[Begin]
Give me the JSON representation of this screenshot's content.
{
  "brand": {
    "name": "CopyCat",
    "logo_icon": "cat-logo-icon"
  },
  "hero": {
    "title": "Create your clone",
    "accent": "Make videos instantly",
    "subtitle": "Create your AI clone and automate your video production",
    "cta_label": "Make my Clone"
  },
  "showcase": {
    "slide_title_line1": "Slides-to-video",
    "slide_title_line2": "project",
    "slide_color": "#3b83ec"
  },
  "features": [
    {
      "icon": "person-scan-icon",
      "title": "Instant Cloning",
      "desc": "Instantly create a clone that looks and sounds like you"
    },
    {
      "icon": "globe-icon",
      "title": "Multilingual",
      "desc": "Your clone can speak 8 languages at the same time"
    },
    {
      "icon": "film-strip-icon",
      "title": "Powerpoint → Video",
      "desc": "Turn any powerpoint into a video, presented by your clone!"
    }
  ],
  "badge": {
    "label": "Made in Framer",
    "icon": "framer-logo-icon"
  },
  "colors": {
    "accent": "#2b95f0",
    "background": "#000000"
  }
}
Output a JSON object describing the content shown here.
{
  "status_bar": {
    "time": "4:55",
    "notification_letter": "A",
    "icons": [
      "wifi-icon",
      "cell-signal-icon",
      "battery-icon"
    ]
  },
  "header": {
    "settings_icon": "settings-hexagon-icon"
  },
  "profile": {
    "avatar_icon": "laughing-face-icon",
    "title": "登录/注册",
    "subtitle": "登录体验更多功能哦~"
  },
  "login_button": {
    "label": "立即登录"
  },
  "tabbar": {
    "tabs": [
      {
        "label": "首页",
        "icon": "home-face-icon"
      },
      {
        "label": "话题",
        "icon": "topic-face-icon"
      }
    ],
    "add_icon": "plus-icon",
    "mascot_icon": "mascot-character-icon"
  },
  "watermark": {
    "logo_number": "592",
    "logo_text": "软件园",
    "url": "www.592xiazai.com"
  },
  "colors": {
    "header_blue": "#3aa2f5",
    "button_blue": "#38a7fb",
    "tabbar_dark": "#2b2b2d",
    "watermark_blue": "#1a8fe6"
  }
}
[End]
WHAT YOU ARE ASKED TO DO:
Extract all the entries word for word.

WRITTEN RESPONSE:
Give me the JSON representation of this screenshot's content.
{
  "brand": {
    "name": "CopyCat",
    "logo_icon": "cat-logo-icon"
  },
  "hero": {
    "title": "Create your clone",
    "accent": "Make videos instantly",
    "subtitle": "Create your AI clone and automate your video production",
    "cta_label": "Make my Clone"
  },
  "showcase": {
    "slide_title_line1": "Slides-to-video",
    "slide_title_line2": "project",
    "slide_color": "#3b83ec"
  },
  "features": [
    {
      "icon": "person-scan-icon",
      "title": "Instant Cloning",
      "desc": "Instantly create a clone that looks and sounds like you"
    },
    {
      "icon": "globe-icon",
      "title": "Multilingual",
      "desc": "Your clone can speak 8 languages at the same time"
    },
    {
      "icon": "film-strip-icon",
      "title": "Powerpoint → Video",
      "desc": "Turn any powerpoint into a video, presented by your clone!"
    }
  ],
  "badge": {
    "label": "Made in Framer",
    "icon": "framer-logo-icon"
  },
  "colors": {
    "accent": "#2b95f0",
    "background": "#000000"
  }
}
Output a JSON object describing the content shown here.
{
  "status_bar": {
    "time": "4:55",
    "notification_letter": "A",
    "icons": [
      "wifi-icon",
      "cell-signal-icon",
      "battery-icon"
    ]
  },
  "header": {
    "settings_icon": "settings-hexagon-icon"
  },
  "profile": {
    "avatar_icon": "laughing-face-icon",
    "title": "登录/注册",
    "subtitle": "登录体验更多功能哦~"
  },
  "login_button": {
    "label": "立即登录"
  },
  "tabbar": {
    "tabs": [
      {
        "label": "首页",
        "icon": "home-face-icon"
      },
      {
        "label": "话题",
        "icon": "topic-face-icon"
      }
    ],
    "add_icon": "plus-icon",
    "mascot_icon": "mascot-character-icon"
  },
  "watermark": {
    "logo_number": "592",
    "logo_text": "软件园",
    "url": "www.592xiazai.com"
  },
  "colors": {
    "header_blue": "#3aa2f5",
    "button_blue": "#38a7fb",
    "tabbar_dark": "#2b2b2d",
    "watermark_blue": "#1a8fe6"
  }
}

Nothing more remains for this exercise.